Aim: Look through the lines below and extract any with the word "subject".

Data excerpts:
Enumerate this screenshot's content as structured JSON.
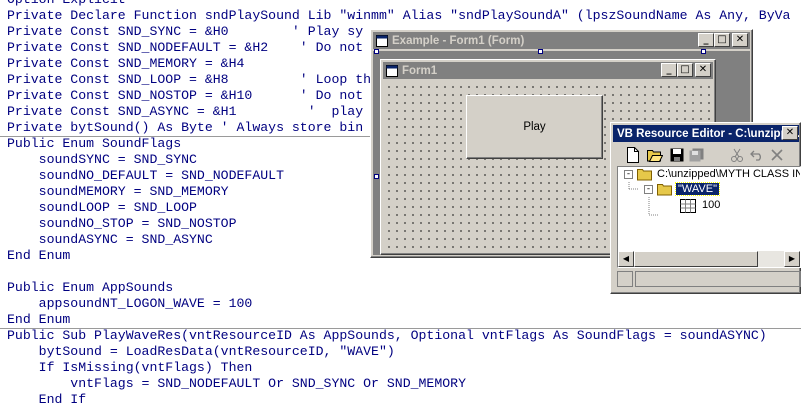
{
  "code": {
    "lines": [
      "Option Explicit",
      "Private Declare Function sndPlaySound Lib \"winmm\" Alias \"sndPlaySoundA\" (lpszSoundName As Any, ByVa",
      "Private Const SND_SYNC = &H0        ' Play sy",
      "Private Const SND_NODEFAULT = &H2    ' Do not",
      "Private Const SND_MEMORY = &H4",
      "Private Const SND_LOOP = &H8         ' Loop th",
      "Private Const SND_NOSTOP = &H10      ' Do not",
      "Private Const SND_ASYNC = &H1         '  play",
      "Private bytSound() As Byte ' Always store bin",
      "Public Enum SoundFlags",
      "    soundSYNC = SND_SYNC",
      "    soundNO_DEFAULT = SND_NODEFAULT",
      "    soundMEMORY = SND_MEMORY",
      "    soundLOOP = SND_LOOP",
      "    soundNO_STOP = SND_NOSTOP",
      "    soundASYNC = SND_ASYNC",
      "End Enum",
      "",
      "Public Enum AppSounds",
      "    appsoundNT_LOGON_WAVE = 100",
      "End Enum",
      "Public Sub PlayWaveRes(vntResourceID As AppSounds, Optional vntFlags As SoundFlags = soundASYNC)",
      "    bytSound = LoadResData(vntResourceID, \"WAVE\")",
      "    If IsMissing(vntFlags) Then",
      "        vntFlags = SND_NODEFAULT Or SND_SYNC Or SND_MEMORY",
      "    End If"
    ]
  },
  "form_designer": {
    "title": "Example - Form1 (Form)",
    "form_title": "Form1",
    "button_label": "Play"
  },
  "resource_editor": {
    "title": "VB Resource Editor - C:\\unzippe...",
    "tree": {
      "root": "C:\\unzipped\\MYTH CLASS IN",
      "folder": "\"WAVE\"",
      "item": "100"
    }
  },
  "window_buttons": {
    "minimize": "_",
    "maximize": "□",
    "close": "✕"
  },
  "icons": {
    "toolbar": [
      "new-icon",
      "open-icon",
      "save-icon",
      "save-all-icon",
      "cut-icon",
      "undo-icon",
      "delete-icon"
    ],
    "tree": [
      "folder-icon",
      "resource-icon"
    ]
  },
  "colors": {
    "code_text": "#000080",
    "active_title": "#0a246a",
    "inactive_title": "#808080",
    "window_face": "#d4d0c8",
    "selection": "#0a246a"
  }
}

...

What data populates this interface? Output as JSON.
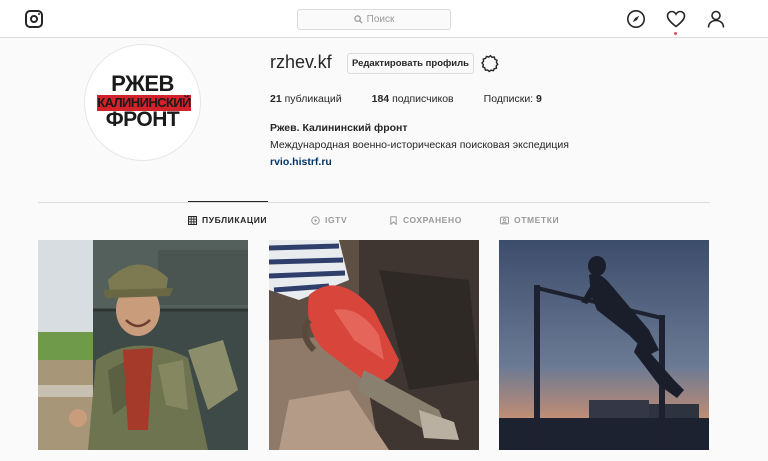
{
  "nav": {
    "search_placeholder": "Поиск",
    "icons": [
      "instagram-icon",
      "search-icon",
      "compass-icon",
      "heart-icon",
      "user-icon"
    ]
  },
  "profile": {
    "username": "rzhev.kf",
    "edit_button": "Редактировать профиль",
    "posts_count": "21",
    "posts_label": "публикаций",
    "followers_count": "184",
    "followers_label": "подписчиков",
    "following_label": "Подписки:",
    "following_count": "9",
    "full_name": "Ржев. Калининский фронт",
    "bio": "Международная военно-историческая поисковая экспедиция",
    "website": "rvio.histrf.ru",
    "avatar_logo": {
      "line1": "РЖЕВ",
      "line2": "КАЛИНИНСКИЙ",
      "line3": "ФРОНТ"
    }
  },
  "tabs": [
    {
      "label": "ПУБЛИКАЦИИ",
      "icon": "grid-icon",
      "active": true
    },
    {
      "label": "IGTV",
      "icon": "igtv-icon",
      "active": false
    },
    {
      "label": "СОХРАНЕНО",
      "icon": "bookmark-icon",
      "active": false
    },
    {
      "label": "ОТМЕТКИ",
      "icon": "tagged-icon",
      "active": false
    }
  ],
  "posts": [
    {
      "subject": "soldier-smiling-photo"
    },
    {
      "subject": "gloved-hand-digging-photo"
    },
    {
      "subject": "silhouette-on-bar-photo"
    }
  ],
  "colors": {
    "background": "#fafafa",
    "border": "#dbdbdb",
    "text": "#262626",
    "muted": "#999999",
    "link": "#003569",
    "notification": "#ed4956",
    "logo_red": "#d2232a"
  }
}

Task result:
      "subject": "soldier-smiling-photo"
      "subject": "gloved-hand-digging-photo"
      "subject": "silhouette-on-bar-photo"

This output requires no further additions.